Request:
All of the material below is to be retyped exactly.

[Rows from a figure dataset]
▼▼▼
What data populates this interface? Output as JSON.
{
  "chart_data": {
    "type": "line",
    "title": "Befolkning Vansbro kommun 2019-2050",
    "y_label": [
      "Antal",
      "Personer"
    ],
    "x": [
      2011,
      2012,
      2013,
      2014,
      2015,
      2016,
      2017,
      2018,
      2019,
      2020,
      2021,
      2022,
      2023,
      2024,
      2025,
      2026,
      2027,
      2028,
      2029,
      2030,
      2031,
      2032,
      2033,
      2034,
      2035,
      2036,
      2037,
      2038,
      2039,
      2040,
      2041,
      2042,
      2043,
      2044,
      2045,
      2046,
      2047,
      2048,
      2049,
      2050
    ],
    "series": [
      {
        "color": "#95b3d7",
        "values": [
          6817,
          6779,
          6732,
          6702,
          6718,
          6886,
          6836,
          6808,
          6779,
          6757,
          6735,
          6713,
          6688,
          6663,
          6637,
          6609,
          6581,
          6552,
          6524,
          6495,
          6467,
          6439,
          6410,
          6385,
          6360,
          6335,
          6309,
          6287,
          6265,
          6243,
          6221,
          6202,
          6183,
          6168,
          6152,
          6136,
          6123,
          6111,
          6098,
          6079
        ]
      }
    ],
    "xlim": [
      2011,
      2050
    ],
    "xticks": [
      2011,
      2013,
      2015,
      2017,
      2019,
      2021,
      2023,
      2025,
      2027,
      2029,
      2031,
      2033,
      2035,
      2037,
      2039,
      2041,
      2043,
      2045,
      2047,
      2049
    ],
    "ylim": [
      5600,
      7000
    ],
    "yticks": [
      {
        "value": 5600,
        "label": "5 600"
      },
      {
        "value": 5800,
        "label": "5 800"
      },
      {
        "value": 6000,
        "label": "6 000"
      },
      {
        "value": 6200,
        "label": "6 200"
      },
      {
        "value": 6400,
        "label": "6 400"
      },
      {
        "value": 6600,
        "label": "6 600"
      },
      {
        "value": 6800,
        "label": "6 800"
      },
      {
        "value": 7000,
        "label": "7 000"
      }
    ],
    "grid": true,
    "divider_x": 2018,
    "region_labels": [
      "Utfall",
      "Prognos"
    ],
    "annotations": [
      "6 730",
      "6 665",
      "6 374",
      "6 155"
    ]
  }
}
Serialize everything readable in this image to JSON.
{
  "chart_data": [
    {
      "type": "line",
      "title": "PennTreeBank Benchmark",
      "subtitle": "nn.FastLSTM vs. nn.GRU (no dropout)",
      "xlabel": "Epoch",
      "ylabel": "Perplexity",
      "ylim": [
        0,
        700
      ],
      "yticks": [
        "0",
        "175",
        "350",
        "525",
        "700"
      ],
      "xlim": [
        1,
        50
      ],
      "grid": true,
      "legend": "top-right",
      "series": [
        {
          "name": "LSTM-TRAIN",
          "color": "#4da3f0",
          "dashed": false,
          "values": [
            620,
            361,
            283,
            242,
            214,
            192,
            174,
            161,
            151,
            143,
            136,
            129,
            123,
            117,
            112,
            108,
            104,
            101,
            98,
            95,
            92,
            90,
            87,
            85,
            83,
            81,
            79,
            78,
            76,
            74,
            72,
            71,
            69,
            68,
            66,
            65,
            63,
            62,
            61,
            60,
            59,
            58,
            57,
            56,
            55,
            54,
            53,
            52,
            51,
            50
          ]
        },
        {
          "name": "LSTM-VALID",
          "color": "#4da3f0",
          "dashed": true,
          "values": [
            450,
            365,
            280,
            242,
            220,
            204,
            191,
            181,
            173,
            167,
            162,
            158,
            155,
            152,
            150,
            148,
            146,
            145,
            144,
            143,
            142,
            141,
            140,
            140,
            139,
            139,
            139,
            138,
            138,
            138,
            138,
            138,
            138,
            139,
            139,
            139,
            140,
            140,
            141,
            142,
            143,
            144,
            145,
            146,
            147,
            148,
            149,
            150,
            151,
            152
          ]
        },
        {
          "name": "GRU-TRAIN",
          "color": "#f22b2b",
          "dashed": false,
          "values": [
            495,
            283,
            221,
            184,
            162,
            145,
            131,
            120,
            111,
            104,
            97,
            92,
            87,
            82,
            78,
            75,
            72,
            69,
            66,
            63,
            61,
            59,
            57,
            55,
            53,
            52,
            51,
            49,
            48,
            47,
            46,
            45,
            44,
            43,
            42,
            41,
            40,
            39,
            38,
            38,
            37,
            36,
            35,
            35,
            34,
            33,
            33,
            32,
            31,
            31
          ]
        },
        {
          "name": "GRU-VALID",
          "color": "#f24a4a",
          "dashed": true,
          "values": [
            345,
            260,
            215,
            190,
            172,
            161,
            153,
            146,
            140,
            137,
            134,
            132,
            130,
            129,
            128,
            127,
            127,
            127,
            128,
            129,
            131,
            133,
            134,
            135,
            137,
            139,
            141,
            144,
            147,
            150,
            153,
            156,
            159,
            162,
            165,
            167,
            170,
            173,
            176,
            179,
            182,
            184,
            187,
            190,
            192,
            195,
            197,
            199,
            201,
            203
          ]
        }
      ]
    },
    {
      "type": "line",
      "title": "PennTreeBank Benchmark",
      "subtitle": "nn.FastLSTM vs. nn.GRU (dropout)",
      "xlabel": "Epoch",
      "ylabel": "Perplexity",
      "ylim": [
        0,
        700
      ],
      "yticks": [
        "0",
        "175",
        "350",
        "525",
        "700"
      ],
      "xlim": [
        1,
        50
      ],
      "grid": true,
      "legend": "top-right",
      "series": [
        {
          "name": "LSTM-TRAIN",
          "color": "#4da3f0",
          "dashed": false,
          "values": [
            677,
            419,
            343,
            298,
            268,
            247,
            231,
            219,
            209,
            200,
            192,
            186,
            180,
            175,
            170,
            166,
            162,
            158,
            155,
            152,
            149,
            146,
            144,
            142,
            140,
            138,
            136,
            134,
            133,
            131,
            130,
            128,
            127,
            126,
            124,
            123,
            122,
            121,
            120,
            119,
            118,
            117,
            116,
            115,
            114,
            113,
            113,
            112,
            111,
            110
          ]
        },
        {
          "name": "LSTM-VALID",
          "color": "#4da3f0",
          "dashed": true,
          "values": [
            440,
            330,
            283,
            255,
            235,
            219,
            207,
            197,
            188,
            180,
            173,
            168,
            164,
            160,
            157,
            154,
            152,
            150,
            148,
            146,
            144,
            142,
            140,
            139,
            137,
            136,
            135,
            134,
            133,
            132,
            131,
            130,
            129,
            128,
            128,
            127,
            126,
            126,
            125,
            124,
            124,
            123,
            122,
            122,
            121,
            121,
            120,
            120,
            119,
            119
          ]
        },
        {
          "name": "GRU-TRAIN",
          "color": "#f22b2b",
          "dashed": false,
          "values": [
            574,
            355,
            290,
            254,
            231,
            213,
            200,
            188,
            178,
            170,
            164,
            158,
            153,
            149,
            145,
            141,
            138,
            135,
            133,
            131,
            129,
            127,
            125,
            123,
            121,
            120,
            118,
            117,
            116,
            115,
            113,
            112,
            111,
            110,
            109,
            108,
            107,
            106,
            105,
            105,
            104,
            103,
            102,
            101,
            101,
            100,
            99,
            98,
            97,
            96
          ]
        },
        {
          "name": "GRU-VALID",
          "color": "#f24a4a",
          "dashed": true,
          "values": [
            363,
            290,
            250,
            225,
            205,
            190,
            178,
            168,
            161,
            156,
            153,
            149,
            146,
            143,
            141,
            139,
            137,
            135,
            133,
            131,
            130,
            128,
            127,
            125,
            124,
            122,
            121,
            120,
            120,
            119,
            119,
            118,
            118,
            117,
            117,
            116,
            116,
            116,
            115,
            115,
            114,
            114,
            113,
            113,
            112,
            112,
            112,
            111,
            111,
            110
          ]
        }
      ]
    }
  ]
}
▲▲▲
Complete answer:
What data populates this interface? Output as JSON.
{
  "chart_data": {
    "type": "line",
    "title": "Befolkning Vansbro kommun 2019-2050",
    "y_label": [
      "Antal",
      "Personer"
    ],
    "x": [
      2011,
      2012,
      2013,
      2014,
      2015,
      2016,
      2017,
      2018,
      2019,
      2020,
      2021,
      2022,
      2023,
      2024,
      2025,
      2026,
      2027,
      2028,
      2029,
      2030,
      2031,
      2032,
      2033,
      2034,
      2035,
      2036,
      2037,
      2038,
      2039,
      2040,
      2041,
      2042,
      2043,
      2044,
      2045,
      2046,
      2047,
      2048,
      2049,
      2050
    ],
    "series": [
      {
        "color": "#95b3d7",
        "values": [
          6817,
          6779,
          6732,
          6702,
          6718,
          6886,
          6836,
          6808,
          6779,
          6757,
          6735,
          6713,
          6688,
          6663,
          6637,
          6609,
          6581,
          6552,
          6524,
          6495,
          6467,
          6439,
          6410,
          6385,
          6360,
          6335,
          6309,
          6287,
          6265,
          6243,
          6221,
          6202,
          6183,
          6168,
          6152,
          6136,
          6123,
          6111,
          6098,
          6079
        ]
      }
    ],
    "xlim": [
      2011,
      2050
    ],
    "xticks": [
      2011,
      2013,
      2015,
      2017,
      2019,
      2021,
      2023,
      2025,
      2027,
      2029,
      2031,
      2033,
      2035,
      2037,
      2039,
      2041,
      2043,
      2045,
      2047,
      2049
    ],
    "ylim": [
      5600,
      7000
    ],
    "yticks": [
      {
        "value": 5600,
        "label": "5 600"
      },
      {
        "value": 5800,
        "label": "5 800"
      },
      {
        "value": 6000,
        "label": "6 000"
      },
      {
        "value": 6200,
        "label": "6 200"
      },
      {
        "value": 6400,
        "label": "6 400"
      },
      {
        "value": 6600,
        "label": "6 600"
      },
      {
        "value": 6800,
        "label": "6 800"
      },
      {
        "value": 7000,
        "label": "7 000"
      }
    ],
    "grid": true,
    "divider_x": 2018,
    "region_labels": [
      "Utfall",
      "Prognos"
    ],
    "annotations": [
      "6 730",
      "6 665",
      "6 374",
      "6 155"
    ]
  }
}
Serialize everything readable in this image to JSON.
{
  "chart_data": [
    {
      "type": "line",
      "title": "PennTreeBank Benchmark",
      "subtitle": "nn.FastLSTM vs. nn.GRU (no dropout)",
      "xlabel": "Epoch",
      "ylabel": "Perplexity",
      "ylim": [
        0,
        700
      ],
      "yticks": [
        "0",
        "175",
        "350",
        "525",
        "700"
      ],
      "xlim": [
        1,
        50
      ],
      "grid": true,
      "legend": "top-right",
      "series": [
        {
          "name": "LSTM-TRAIN",
          "color": "#4da3f0",
          "dashed": false,
          "values": [
            620,
            361,
            283,
            242,
            214,
            192,
            174,
            161,
            151,
            143,
            136,
            129,
            123,
            117,
            112,
            108,
            104,
            101,
            98,
            95,
            92,
            90,
            87,
            85,
            83,
            81,
            79,
            78,
            76,
            74,
            72,
            71,
            69,
            68,
            66,
            65,
            63,
            62,
            61,
            60,
            59,
            58,
            57,
            56,
            55,
            54,
            53,
            52,
            51,
            50
          ]
        },
        {
          "name": "LSTM-VALID",
          "color": "#4da3f0",
          "dashed": true,
          "values": [
            450,
            365,
            280,
            242,
            220,
            204,
            191,
            181,
            173,
            167,
            162,
            158,
            155,
            152,
            150,
            148,
            146,
            145,
            144,
            143,
            142,
            141,
            140,
            140,
            139,
            139,
            139,
            138,
            138,
            138,
            138,
            138,
            138,
            139,
            139,
            139,
            140,
            140,
            141,
            142,
            143,
            144,
            145,
            146,
            147,
            148,
            149,
            150,
            151,
            152
          ]
        },
        {
          "name": "GRU-TRAIN",
          "color": "#f22b2b",
          "dashed": false,
          "values": [
            495,
            283,
            221,
            184,
            162,
            145,
            131,
            120,
            111,
            104,
            97,
            92,
            87,
            82,
            78,
            75,
            72,
            69,
            66,
            63,
            61,
            59,
            57,
            55,
            53,
            52,
            51,
            49,
            48,
            47,
            46,
            45,
            44,
            43,
            42,
            41,
            40,
            39,
            38,
            38,
            37,
            36,
            35,
            35,
            34,
            33,
            33,
            32,
            31,
            31
          ]
        },
        {
          "name": "GRU-VALID",
          "color": "#f24a4a",
          "dashed": true,
          "values": [
            345,
            260,
            215,
            190,
            172,
            161,
            153,
            146,
            140,
            137,
            134,
            132,
            130,
            129,
            128,
            127,
            127,
            127,
            128,
            129,
            131,
            133,
            134,
            135,
            137,
            139,
            141,
            144,
            147,
            150,
            153,
            156,
            159,
            162,
            165,
            167,
            170,
            173,
            176,
            179,
            182,
            184,
            187,
            190,
            192,
            195,
            197,
            199,
            201,
            203
          ]
        }
      ]
    },
    {
      "type": "line",
      "title": "PennTreeBank Benchmark",
      "subtitle": "nn.FastLSTM vs. nn.GRU (dropout)",
      "xlabel": "Epoch",
      "ylabel": "Perplexity",
      "ylim": [
        0,
        700
      ],
      "yticks": [
        "0",
        "175",
        "350",
        "525",
        "700"
      ],
      "xlim": [
        1,
        50
      ],
      "grid": true,
      "legend": "top-right",
      "series": [
        {
          "name": "LSTM-TRAIN",
          "color": "#4da3f0",
          "dashed": false,
          "values": [
            677,
            419,
            343,
            298,
            268,
            247,
            231,
            219,
            209,
            200,
            192,
            186,
            180,
            175,
            170,
            166,
            162,
            158,
            155,
            152,
            149,
            146,
            144,
            142,
            140,
            138,
            136,
            134,
            133,
            131,
            130,
            128,
            127,
            126,
            124,
            123,
            122,
            121,
            120,
            119,
            118,
            117,
            116,
            115,
            114,
            113,
            113,
            112,
            111,
            110
          ]
        },
        {
          "name": "LSTM-VALID",
          "color": "#4da3f0",
          "dashed": true,
          "values": [
            440,
            330,
            283,
            255,
            235,
            219,
            207,
            197,
            188,
            180,
            173,
            168,
            164,
            160,
            157,
            154,
            152,
            150,
            148,
            146,
            144,
            142,
            140,
            139,
            137,
            136,
            135,
            134,
            133,
            132,
            131,
            130,
            129,
            128,
            128,
            127,
            126,
            126,
            125,
            124,
            124,
            123,
            122,
            122,
            121,
            121,
            120,
            120,
            119,
            119
          ]
        },
        {
          "name": "GRU-TRAIN",
          "color": "#f22b2b",
          "dashed": false,
          "values": [
            574,
            355,
            290,
            254,
            231,
            213,
            200,
            188,
            178,
            170,
            164,
            158,
            153,
            149,
            145,
            141,
            138,
            135,
            133,
            131,
            129,
            127,
            125,
            123,
            121,
            120,
            118,
            117,
            116,
            115,
            113,
            112,
            111,
            110,
            109,
            108,
            107,
            106,
            105,
            105,
            104,
            103,
            102,
            101,
            101,
            100,
            99,
            98,
            97,
            96
          ]
        },
        {
          "name": "GRU-VALID",
          "color": "#f24a4a",
          "dashed": true,
          "values": [
            363,
            290,
            250,
            225,
            205,
            190,
            178,
            168,
            161,
            156,
            153,
            149,
            146,
            143,
            141,
            139,
            137,
            135,
            133,
            131,
            130,
            128,
            127,
            125,
            124,
            122,
            121,
            120,
            120,
            119,
            119,
            118,
            118,
            117,
            117,
            116,
            116,
            116,
            115,
            115,
            114,
            114,
            113,
            113,
            112,
            112,
            112,
            111,
            111,
            110
          ]
        }
      ]
    }
  ]
}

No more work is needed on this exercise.